DATA LINES =>
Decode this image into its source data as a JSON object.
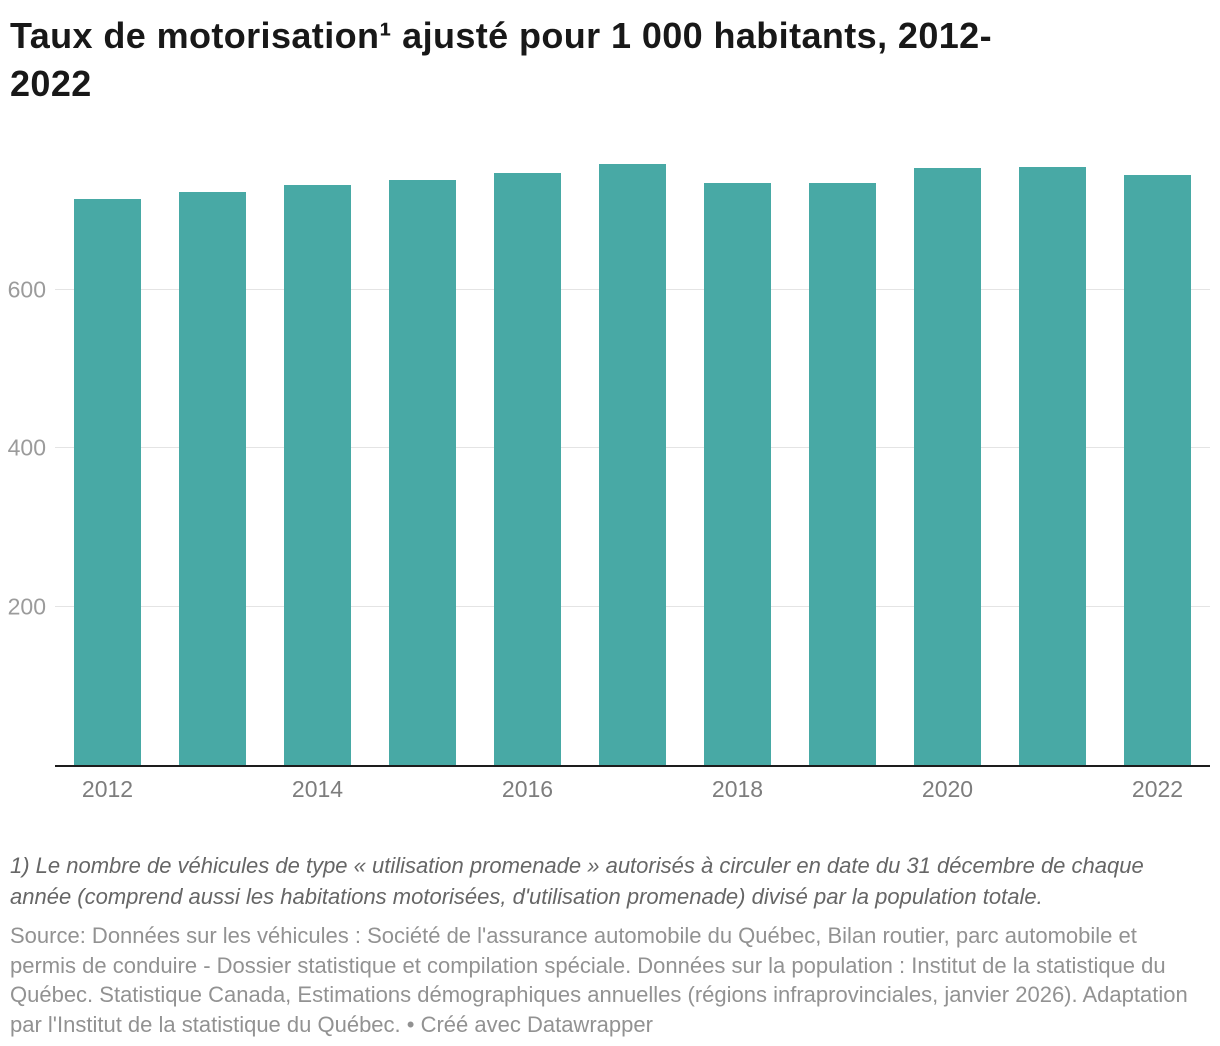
{
  "title": "Taux de motorisation¹ ajusté pour 1 000 habitants, 2012-2022",
  "footnote": "1) Le nombre de véhicules de type « utilisation promenade » autorisés à circuler en date du 31 décembre de chaque année (comprend aussi les habitations motorisées, d'utilisation promenade) divisé par la population totale.",
  "source": "Source: Données sur les véhicules : Société de l'assurance automobile du Québec, Bilan routier, parc automobile et permis de conduire - Dossier statistique et compilation spéciale. Données sur la population : Institut de la statistique du Québec. Statistique Canada, Estimations démographiques annuelles (régions infraprovinciales, janvier 2026). Adaptation par l'Institut de la statistique du Québec. • Créé avec Datawrapper",
  "chart_data": {
    "type": "bar",
    "title": "Taux de motorisation¹ ajusté pour 1 000 habitants, 2012-2022",
    "categories": [
      "2012",
      "2013",
      "2014",
      "2015",
      "2016",
      "2017",
      "2018",
      "2019",
      "2020",
      "2021",
      "2022"
    ],
    "values": [
      715,
      723,
      732,
      738,
      747,
      758,
      735,
      735,
      754,
      755,
      745
    ],
    "x_tick_labels": [
      "2012",
      "2014",
      "2016",
      "2018",
      "2020",
      "2022"
    ],
    "y_ticks": [
      200,
      400,
      600
    ],
    "ylim": [
      0,
      780
    ],
    "xlabel": "",
    "ylabel": "",
    "grid": true,
    "legend_position": "none",
    "bar_color": "#48a9a5",
    "grid_color": "#e4e4e4",
    "axis_color": "#1d1d1d",
    "tick_label_color": "#9b9b9b"
  }
}
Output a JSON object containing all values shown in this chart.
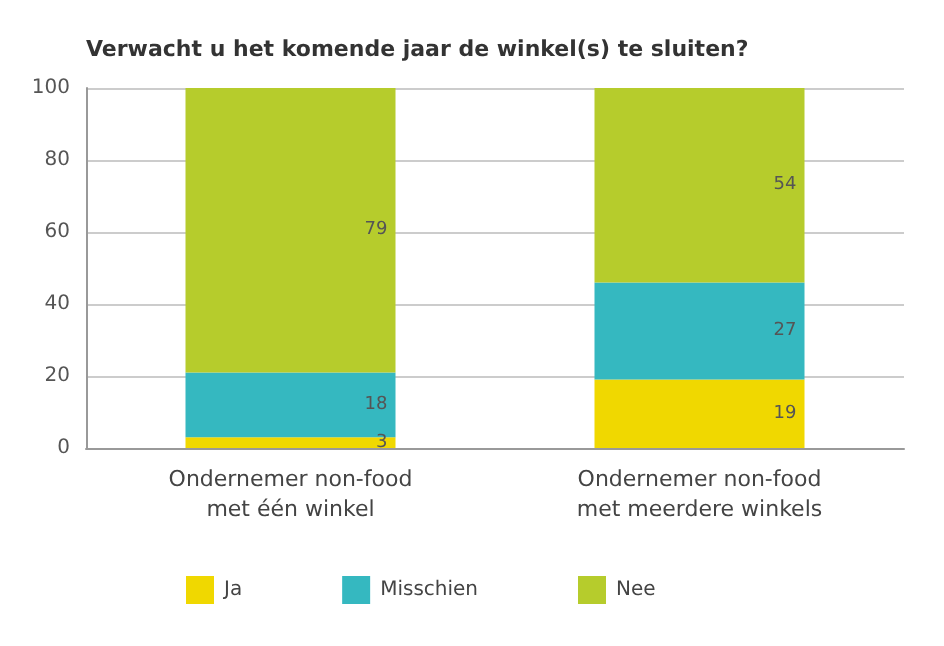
{
  "chart_data": {
    "type": "bar",
    "title": "Verwacht u het komende jaar de winkel(s) te sluiten?",
    "categories": [
      "Ondernemer non-food\nmet één winkel",
      "Ondernemer non-food\nmet meerdere winkels"
    ],
    "stacked": true,
    "series": [
      {
        "name": "Ja",
        "color": "#f0d800",
        "values": [
          3,
          19
        ]
      },
      {
        "name": "Misschien",
        "color": "#35b8c0",
        "values": [
          18,
          27
        ]
      },
      {
        "name": "Nee",
        "color": "#b6cc2c",
        "values": [
          79,
          54
        ]
      }
    ],
    "ylim": [
      0,
      100
    ],
    "yticks": [
      0,
      20,
      40,
      60,
      80,
      100
    ],
    "grid": "y",
    "legend": "bottom",
    "data_labels": true
  }
}
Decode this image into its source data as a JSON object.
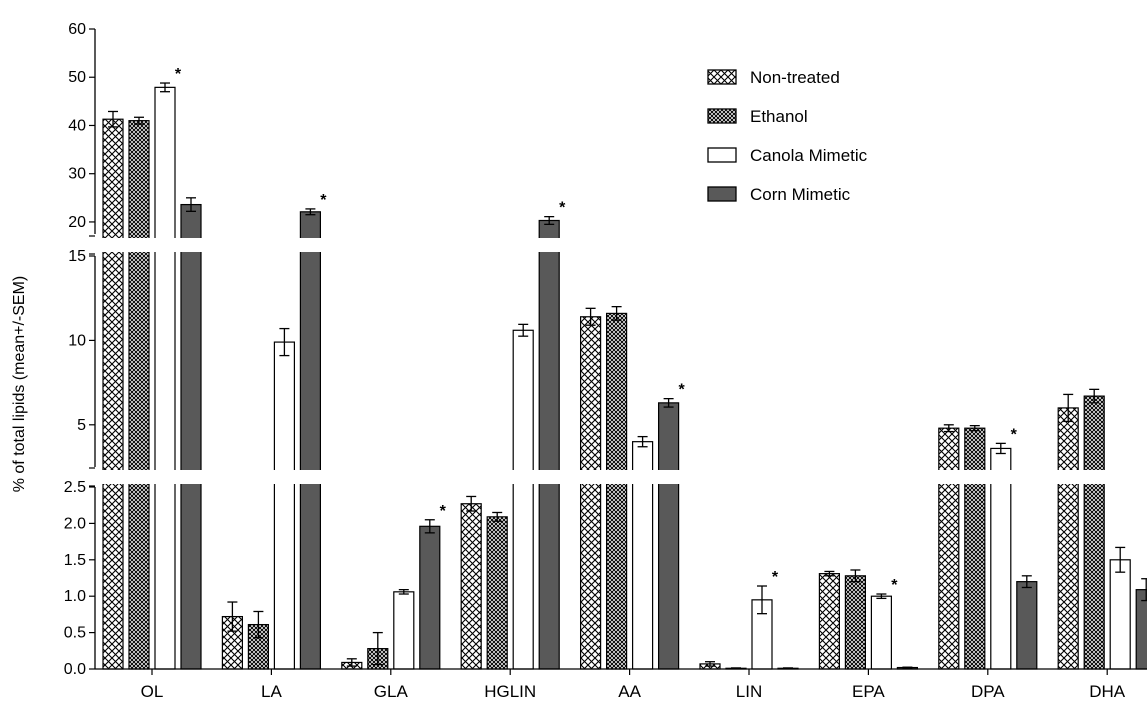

WHAT THE TASK ASKS => Print the listing above in full, exactly as written. Omit any pictures.

OUTPUT OF THE EXERCISE =>
Decode this image into its source data as a JSON object.
{
  "title": "Taux de motorisation¹ ajusté pour 1 000 habitants, 2012-2022",
  "footnote": "1) Le nombre de véhicules de type « utilisation promenade » autorisés à circuler en date du 31 décembre de chaque année (comprend aussi les habitations motorisées, d'utilisation promenade) divisé par la population totale.",
  "source": "Source: Données sur les véhicules : Société de l'assurance automobile du Québec, Bilan routier, parc automobile et permis de conduire - Dossier statistique et compilation spéciale. Données sur la population : Institut de la statistique du Québec. Statistique Canada, Estimations démographiques annuelles (régions infraprovinciales, janvier 2026). Adaptation par l'Institut de la statistique du Québec. • Créé avec Datawrapper",
  "chart_data": {
    "type": "bar",
    "title": "Taux de motorisation¹ ajusté pour 1 000 habitants, 2012-2022",
    "categories": [
      "2012",
      "2013",
      "2014",
      "2015",
      "2016",
      "2017",
      "2018",
      "2019",
      "2020",
      "2021",
      "2022"
    ],
    "values": [
      715,
      723,
      732,
      738,
      747,
      758,
      735,
      735,
      754,
      755,
      745
    ],
    "x_tick_labels": [
      "2012",
      "2014",
      "2016",
      "2018",
      "2020",
      "2022"
    ],
    "y_ticks": [
      200,
      400,
      600
    ],
    "ylim": [
      0,
      780
    ],
    "xlabel": "",
    "ylabel": "",
    "grid": true,
    "legend_position": "none",
    "bar_color": "#48a9a5",
    "grid_color": "#e4e4e4",
    "axis_color": "#1d1d1d",
    "tick_label_color": "#9b9b9b"
  }
}
Output a JSON object containing all values shown in this chart.
{
  "chart_data": {
    "type": "bar",
    "title": "Verwacht u het komende jaar de winkel(s) te sluiten?",
    "categories": [
      "Ondernemer non-food\nmet één winkel",
      "Ondernemer non-food\nmet meerdere winkels"
    ],
    "stacked": true,
    "series": [
      {
        "name": "Ja",
        "color": "#f0d800",
        "values": [
          3,
          19
        ]
      },
      {
        "name": "Misschien",
        "color": "#35b8c0",
        "values": [
          18,
          27
        ]
      },
      {
        "name": "Nee",
        "color": "#b6cc2c",
        "values": [
          79,
          54
        ]
      }
    ],
    "ylim": [
      0,
      100
    ],
    "yticks": [
      0,
      20,
      40,
      60,
      80,
      100
    ],
    "grid": "y",
    "legend": "bottom",
    "data_labels": true
  }
}
Decode this image into its source data as a JSON object.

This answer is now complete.